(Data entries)

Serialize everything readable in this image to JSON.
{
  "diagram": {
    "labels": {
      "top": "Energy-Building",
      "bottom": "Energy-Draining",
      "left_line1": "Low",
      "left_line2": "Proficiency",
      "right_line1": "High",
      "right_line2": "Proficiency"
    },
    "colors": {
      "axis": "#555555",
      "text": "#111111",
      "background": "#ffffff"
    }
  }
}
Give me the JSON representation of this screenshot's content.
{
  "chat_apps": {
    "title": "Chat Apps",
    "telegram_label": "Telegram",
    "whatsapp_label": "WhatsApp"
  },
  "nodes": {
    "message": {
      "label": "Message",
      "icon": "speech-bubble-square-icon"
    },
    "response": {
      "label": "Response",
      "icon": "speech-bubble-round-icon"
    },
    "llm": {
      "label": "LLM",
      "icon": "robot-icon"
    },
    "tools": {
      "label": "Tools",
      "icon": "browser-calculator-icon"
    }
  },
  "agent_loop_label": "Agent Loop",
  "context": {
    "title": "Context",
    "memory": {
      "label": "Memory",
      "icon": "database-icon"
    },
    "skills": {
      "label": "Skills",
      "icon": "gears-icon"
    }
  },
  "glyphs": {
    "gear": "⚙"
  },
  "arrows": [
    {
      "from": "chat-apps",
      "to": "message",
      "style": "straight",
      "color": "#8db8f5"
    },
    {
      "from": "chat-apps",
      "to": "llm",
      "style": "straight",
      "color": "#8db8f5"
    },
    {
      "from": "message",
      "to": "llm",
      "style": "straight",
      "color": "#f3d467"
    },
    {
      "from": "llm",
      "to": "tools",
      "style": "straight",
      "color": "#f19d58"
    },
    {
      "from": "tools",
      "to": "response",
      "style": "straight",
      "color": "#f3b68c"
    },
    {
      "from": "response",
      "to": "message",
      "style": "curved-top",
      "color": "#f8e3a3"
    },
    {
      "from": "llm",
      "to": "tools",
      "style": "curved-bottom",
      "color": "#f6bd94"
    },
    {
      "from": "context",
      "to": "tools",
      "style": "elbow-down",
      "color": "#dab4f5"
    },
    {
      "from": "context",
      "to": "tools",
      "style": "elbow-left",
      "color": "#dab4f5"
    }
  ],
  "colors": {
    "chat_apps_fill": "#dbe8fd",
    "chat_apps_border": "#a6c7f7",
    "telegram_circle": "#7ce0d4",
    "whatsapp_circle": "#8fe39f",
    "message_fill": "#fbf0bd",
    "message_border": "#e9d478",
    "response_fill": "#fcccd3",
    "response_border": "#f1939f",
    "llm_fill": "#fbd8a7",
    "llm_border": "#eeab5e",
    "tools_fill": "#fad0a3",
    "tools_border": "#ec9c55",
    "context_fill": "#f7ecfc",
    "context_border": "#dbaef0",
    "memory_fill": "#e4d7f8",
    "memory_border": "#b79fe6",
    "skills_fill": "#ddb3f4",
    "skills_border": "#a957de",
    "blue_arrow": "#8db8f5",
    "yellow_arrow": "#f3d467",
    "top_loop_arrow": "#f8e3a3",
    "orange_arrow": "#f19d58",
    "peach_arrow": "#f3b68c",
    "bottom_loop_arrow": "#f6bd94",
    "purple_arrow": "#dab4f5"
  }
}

*PROMPT*
Using the listing above, please repeat every entry exactly.

*OUTPUT BELOW*
Serialize everything readable in this image to JSON.
{
  "diagram": {
    "labels": {
      "top": "Energy-Building",
      "bottom": "Energy-Draining",
      "left_line1": "Low",
      "left_line2": "Proficiency",
      "right_line1": "High",
      "right_line2": "Proficiency"
    },
    "colors": {
      "axis": "#555555",
      "text": "#111111",
      "background": "#ffffff"
    }
  }
}
Give me the JSON representation of this screenshot's content.
{
  "chat_apps": {
    "title": "Chat Apps",
    "telegram_label": "Telegram",
    "whatsapp_label": "WhatsApp"
  },
  "nodes": {
    "message": {
      "label": "Message",
      "icon": "speech-bubble-square-icon"
    },
    "response": {
      "label": "Response",
      "icon": "speech-bubble-round-icon"
    },
    "llm": {
      "label": "LLM",
      "icon": "robot-icon"
    },
    "tools": {
      "label": "Tools",
      "icon": "browser-calculator-icon"
    }
  },
  "agent_loop_label": "Agent Loop",
  "context": {
    "title": "Context",
    "memory": {
      "label": "Memory",
      "icon": "database-icon"
    },
    "skills": {
      "label": "Skills",
      "icon": "gears-icon"
    }
  },
  "glyphs": {
    "gear": "⚙"
  },
  "arrows": [
    {
      "from": "chat-apps",
      "to": "message",
      "style": "straight",
      "color": "#8db8f5"
    },
    {
      "from": "chat-apps",
      "to": "llm",
      "style": "straight",
      "color": "#8db8f5"
    },
    {
      "from": "message",
      "to": "llm",
      "style": "straight",
      "color": "#f3d467"
    },
    {
      "from": "llm",
      "to": "tools",
      "style": "straight",
      "color": "#f19d58"
    },
    {
      "from": "tools",
      "to": "response",
      "style": "straight",
      "color": "#f3b68c"
    },
    {
      "from": "response",
      "to": "message",
      "style": "curved-top",
      "color": "#f8e3a3"
    },
    {
      "from": "llm",
      "to": "tools",
      "style": "curved-bottom",
      "color": "#f6bd94"
    },
    {
      "from": "context",
      "to": "tools",
      "style": "elbow-down",
      "color": "#dab4f5"
    },
    {
      "from": "context",
      "to": "tools",
      "style": "elbow-left",
      "color": "#dab4f5"
    }
  ],
  "colors": {
    "chat_apps_fill": "#dbe8fd",
    "chat_apps_border": "#a6c7f7",
    "telegram_circle": "#7ce0d4",
    "whatsapp_circle": "#8fe39f",
    "message_fill": "#fbf0bd",
    "message_border": "#e9d478",
    "response_fill": "#fcccd3",
    "response_border": "#f1939f",
    "llm_fill": "#fbd8a7",
    "llm_border": "#eeab5e",
    "tools_fill": "#fad0a3",
    "tools_border": "#ec9c55",
    "context_fill": "#f7ecfc",
    "context_border": "#dbaef0",
    "memory_fill": "#e4d7f8",
    "memory_border": "#b79fe6",
    "skills_fill": "#ddb3f4",
    "skills_border": "#a957de",
    "blue_arrow": "#8db8f5",
    "yellow_arrow": "#f3d467",
    "top_loop_arrow": "#f8e3a3",
    "orange_arrow": "#f19d58",
    "peach_arrow": "#f3b68c",
    "bottom_loop_arrow": "#f6bd94",
    "purple_arrow": "#dab4f5"
  }
}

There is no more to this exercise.